- _What to do_: In the records below, work out how many lines hold the word "account". Report the number alone.
▼
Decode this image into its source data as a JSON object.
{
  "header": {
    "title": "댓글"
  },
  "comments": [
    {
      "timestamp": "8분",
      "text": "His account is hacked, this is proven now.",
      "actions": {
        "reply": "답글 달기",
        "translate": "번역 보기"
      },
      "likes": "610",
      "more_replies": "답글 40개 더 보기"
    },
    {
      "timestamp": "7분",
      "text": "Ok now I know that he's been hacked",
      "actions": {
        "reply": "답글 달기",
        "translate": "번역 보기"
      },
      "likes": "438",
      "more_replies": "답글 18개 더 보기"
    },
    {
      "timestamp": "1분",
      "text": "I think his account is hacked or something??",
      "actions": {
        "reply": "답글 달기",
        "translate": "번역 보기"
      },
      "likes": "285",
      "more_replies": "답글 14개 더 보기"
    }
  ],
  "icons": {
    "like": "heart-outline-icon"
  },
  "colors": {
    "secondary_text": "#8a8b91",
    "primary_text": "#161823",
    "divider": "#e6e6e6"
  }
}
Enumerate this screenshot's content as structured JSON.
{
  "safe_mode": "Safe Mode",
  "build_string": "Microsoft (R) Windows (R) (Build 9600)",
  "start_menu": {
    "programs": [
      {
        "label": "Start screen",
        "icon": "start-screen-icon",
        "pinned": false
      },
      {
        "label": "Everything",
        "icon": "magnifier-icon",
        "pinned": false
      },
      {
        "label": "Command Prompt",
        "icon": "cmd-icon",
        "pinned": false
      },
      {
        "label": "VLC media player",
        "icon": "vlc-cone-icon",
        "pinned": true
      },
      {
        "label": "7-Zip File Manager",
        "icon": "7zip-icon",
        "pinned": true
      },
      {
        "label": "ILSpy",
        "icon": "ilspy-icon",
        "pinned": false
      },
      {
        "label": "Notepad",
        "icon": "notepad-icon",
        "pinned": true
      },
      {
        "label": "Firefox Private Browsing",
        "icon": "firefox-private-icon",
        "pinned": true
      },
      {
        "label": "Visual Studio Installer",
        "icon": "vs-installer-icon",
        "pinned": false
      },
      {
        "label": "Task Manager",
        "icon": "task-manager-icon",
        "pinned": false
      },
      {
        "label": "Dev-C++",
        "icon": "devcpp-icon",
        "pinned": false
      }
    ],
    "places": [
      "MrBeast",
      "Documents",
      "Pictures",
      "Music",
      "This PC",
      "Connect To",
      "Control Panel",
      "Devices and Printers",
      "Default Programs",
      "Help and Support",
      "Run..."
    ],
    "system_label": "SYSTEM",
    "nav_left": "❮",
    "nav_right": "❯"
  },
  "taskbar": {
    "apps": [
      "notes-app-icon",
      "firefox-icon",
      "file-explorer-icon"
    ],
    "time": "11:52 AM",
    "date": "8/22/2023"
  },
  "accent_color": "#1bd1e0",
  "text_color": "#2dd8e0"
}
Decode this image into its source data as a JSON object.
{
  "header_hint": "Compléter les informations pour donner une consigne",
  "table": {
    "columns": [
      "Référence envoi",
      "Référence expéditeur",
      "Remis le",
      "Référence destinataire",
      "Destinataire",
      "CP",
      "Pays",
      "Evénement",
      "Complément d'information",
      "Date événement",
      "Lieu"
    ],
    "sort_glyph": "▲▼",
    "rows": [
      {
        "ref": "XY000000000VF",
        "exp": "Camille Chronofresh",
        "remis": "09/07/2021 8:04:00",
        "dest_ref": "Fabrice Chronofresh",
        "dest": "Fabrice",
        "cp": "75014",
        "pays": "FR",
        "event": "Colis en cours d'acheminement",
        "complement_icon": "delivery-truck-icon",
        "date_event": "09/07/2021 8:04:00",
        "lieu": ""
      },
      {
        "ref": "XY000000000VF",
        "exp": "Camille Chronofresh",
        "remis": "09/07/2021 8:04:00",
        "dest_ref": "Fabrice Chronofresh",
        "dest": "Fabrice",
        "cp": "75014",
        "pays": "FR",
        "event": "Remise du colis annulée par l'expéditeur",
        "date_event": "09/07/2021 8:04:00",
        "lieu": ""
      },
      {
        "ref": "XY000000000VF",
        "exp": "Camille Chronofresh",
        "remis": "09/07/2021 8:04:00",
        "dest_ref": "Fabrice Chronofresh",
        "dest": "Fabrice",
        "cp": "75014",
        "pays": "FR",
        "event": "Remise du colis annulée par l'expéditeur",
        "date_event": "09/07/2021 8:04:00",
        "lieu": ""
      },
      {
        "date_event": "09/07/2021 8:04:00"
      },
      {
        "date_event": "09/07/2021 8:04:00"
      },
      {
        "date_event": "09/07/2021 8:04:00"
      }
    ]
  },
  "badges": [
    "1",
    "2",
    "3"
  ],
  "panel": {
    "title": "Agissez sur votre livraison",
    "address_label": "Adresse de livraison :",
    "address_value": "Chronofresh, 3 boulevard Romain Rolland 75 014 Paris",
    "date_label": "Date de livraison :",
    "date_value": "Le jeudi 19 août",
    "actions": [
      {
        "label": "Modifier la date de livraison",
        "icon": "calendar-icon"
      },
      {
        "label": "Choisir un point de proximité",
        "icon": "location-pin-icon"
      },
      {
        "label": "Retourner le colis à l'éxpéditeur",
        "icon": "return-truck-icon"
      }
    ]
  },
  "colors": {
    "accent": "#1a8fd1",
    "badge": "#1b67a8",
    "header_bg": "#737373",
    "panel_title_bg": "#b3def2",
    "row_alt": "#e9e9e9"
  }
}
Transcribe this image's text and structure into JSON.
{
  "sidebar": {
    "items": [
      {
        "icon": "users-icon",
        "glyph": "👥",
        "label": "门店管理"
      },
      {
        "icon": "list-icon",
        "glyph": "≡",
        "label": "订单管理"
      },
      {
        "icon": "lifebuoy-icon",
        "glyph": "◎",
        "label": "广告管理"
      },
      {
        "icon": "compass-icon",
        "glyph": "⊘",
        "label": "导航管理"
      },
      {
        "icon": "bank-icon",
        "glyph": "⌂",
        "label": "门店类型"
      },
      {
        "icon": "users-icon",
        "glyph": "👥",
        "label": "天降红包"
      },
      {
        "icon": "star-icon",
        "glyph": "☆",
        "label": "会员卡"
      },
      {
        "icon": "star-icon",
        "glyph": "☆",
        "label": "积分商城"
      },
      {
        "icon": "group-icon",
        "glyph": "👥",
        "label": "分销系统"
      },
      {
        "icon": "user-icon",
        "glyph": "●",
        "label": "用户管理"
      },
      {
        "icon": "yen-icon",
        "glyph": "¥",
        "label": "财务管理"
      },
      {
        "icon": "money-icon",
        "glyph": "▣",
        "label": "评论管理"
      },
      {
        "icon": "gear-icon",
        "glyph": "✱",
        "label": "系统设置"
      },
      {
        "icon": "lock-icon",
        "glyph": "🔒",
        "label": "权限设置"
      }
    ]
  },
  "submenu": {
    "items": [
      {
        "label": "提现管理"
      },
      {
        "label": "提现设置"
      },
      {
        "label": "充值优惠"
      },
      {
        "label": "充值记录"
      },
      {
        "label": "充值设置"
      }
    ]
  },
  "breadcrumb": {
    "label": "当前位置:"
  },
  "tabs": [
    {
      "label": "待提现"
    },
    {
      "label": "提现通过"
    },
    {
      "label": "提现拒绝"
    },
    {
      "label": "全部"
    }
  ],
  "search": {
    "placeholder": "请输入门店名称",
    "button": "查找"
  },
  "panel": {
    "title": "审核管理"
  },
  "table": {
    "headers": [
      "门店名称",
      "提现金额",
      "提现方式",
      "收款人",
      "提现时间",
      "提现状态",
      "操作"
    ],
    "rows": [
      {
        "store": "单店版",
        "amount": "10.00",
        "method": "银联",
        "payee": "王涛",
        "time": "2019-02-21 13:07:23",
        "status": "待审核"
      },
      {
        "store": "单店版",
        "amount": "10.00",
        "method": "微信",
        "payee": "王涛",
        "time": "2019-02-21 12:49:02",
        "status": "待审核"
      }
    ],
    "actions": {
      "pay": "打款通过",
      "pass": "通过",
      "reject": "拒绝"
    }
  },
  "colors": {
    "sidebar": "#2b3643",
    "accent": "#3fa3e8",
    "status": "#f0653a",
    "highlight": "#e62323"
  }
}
▲
- _Solution for this problem_: 2